EXERCISE INSTRUCTIONS => Extract each line where the string "page" shows up.

INPUT DATA =>
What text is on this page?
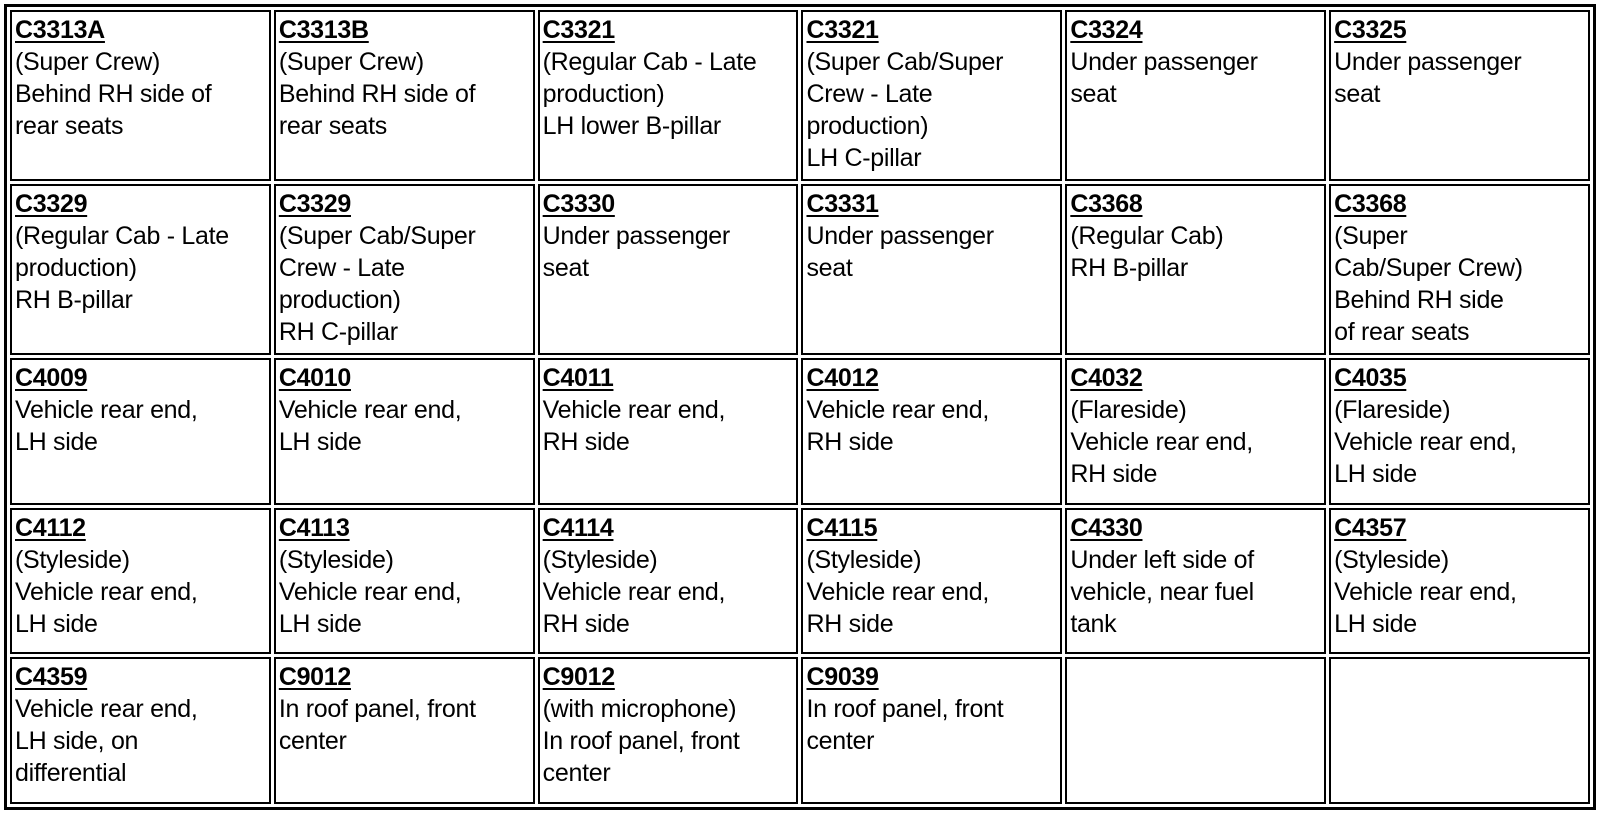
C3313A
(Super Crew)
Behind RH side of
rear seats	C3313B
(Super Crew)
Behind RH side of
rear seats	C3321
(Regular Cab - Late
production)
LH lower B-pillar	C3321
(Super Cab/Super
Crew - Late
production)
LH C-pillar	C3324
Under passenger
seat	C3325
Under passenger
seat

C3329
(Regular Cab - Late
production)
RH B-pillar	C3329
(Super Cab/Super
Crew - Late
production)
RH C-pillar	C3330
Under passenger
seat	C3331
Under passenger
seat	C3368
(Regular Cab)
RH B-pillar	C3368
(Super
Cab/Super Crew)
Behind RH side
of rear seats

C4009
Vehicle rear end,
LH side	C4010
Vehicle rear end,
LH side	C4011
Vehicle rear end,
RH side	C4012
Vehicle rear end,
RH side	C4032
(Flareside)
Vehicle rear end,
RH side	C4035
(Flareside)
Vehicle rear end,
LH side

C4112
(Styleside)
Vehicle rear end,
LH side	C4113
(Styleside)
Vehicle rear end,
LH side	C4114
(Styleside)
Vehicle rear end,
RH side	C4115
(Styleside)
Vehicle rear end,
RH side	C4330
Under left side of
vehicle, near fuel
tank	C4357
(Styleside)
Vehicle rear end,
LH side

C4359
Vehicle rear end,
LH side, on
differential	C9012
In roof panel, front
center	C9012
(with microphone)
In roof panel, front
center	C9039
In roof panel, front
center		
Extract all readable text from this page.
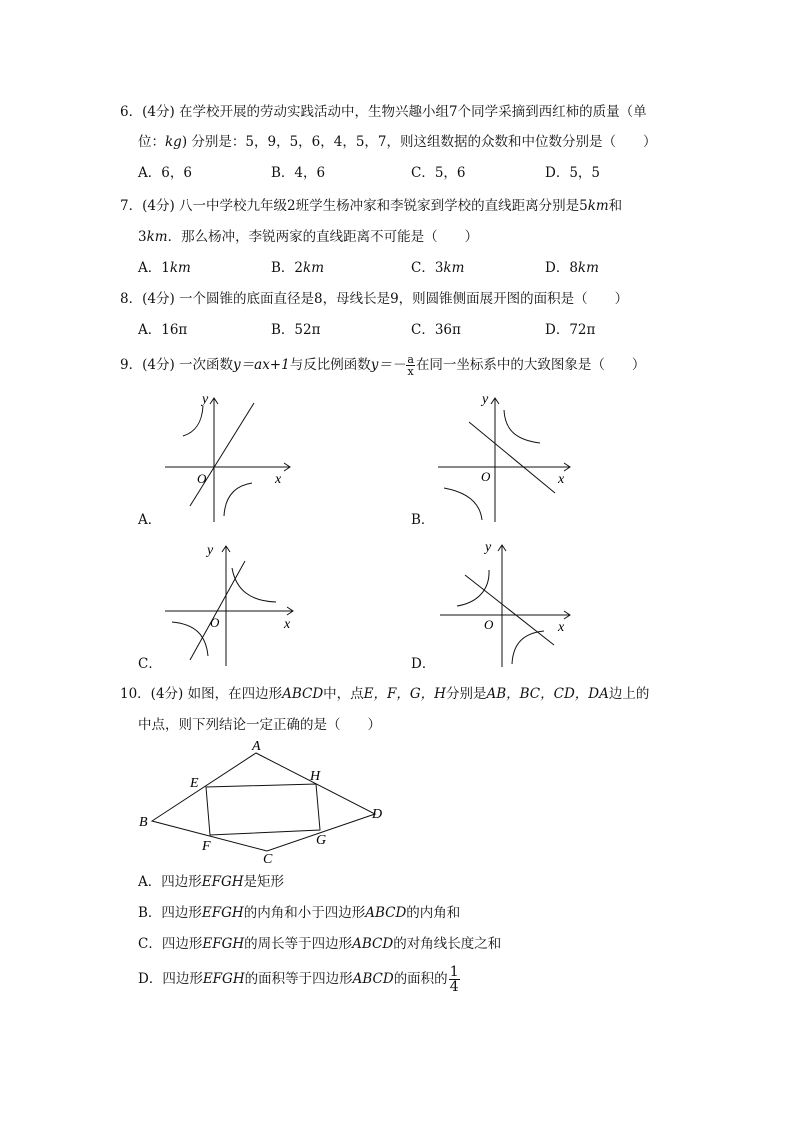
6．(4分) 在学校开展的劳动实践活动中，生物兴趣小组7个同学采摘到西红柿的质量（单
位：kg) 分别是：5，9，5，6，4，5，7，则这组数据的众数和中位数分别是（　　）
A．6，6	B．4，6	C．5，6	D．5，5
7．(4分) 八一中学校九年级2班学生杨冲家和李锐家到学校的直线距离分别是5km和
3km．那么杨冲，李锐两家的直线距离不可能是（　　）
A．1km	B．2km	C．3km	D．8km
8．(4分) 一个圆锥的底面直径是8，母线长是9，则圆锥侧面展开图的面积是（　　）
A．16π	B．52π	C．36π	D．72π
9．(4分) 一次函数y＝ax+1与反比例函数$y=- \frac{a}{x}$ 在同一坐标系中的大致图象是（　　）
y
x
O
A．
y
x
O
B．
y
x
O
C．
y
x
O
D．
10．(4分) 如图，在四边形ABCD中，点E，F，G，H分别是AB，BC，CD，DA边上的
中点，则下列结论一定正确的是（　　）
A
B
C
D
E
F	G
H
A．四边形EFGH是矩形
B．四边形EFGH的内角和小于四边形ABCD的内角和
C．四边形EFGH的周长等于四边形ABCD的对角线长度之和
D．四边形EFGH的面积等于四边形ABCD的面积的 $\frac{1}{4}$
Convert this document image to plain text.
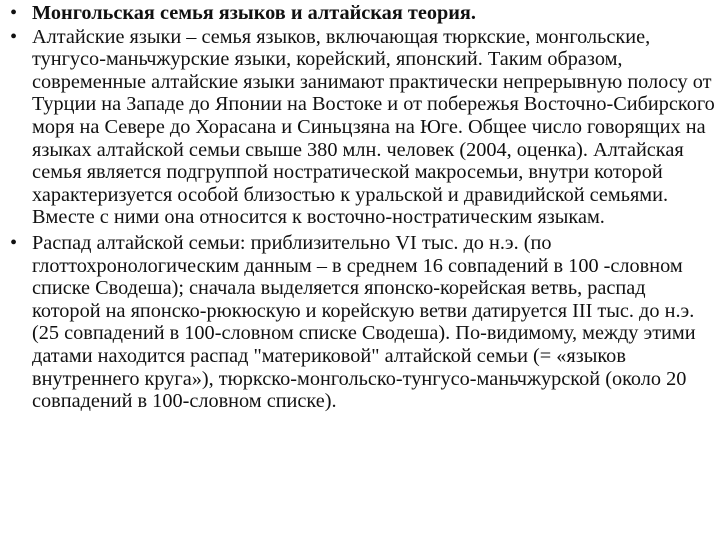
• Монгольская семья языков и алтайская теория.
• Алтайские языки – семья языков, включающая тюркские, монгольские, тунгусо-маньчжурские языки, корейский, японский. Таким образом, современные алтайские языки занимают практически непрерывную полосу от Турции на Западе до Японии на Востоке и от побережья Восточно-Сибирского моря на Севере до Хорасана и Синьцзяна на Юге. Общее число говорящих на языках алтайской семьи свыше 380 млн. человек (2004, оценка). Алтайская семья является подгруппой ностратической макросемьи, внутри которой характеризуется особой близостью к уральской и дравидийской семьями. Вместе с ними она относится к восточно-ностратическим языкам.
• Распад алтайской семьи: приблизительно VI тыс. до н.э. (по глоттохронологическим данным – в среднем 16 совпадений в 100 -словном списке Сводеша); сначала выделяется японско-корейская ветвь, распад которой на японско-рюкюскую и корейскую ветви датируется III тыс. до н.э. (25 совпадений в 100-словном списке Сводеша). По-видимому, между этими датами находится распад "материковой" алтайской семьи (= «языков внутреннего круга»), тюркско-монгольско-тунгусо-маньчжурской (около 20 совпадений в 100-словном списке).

ANSWER TO THIS PROBLEM =>
What text is on this page?
Extract all readable text from this page.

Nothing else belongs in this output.